↓

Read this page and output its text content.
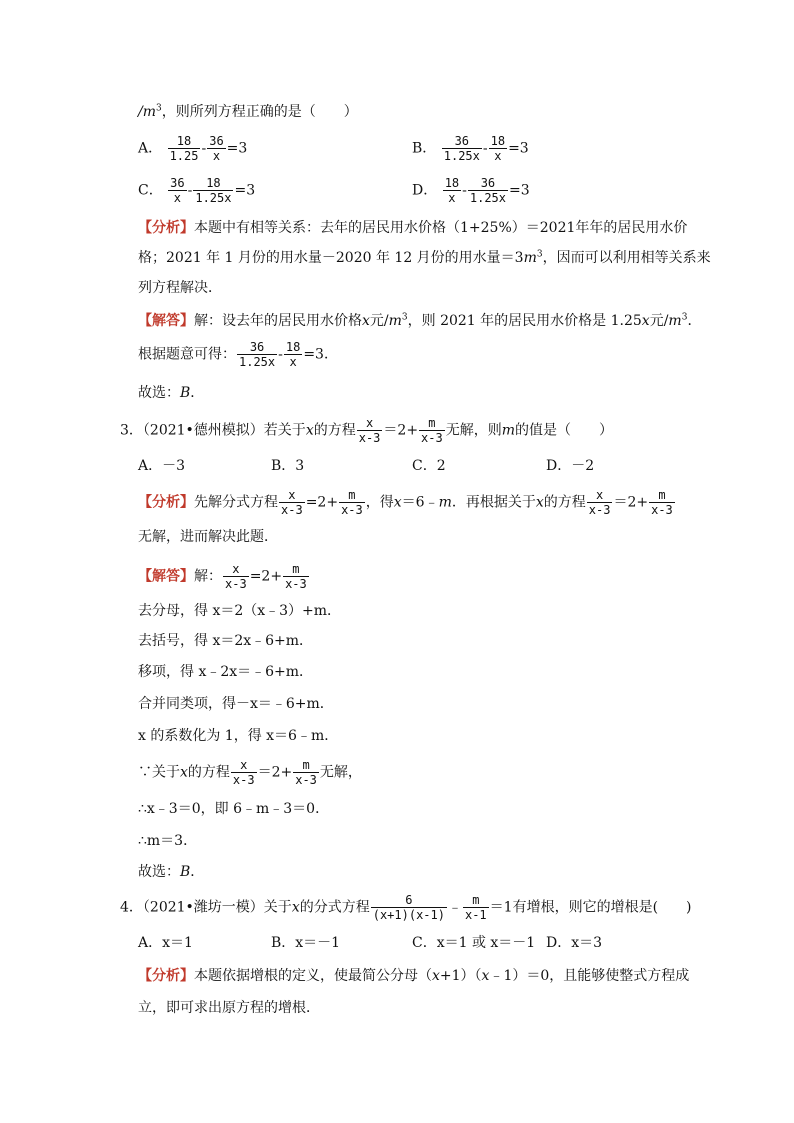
$/m^3$，则所列方程正确的是（　　）
A． $\frac{18}{1.25} - \frac{36}{x} =3$	B． $\frac{36}{1.25x} - \frac{18}{x} =3$
C． $\frac{36}{x} - \frac{18}{1.25x} =3$	D． $\frac{18}{x} - \frac{36}{1.25x} =3$
【分析】本题中有相等关系：去年的居民用水价格（1+25%）＝2021年年的居民用水价
格；2021 年 1 月份的用水量－2020 年 12 月份的用水量$=3m^3$，因而可以利用相等关系来
列方程解决．
【解答】解：设去年的居民用水价格x元$/m^3$，则 2021 年的居民用水价格是 1.25x元$/m^3$．
根据题意可得： $\frac{36}{1.25x} - \frac{18}{x} =3$．
故选：B．
3．（2021•德州模拟）若关于x的方程 $\frac{x}{x-3} =2+ \frac{m}{x-3}$ 无解，则m的值是（　　）
A．－3	B．3	C．2	D．－2
【分析】先解分式方程 $\frac{x}{x-3} =2+ \frac{m}{x-3}$ ，得x＝6﹣m．再根据关于x的方程 $\frac{x}{x-3} =2+ \frac{m}{x-3}$
无解，进而解决此题．
【解答】解： $\frac{x}{x-3} =2+ \frac{m}{x-3}$
去分母，得 x＝2（x﹣3）+m．
去括号，得 x＝2x﹣6+m．
移项，得 x﹣2x＝﹣6+m．
合并同类项，得－x＝﹣6+m．
x 的系数化为 1，得 x＝6﹣m．
∵关于x的方程 $\frac{x}{x-3} =2+ \frac{m}{x-3}$ 无解，
∴x﹣3＝0，即 6﹣m﹣3＝0．
∴m＝3．
故选：B．
4．（2021•潍坊一模）关于x的分式方程 $\frac{6}{(x+1)(x-1)}$ ﹣ $\frac{m}{x-1} =1$有增根，则它的增根是(　　)
A．x＝1	B．x＝－1	C．x＝1 或 x＝－1 D．x＝3
【分析】本题依据增根的定义，使最简公分母（x+1）（x﹣1）＝0，且能够使整式方程成
立，即可求出原方程的增根．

↑

WHAT YOU SHOULD DO
Report how many lines of the data contain the word "frac", using the number alone.

RESPONSE
8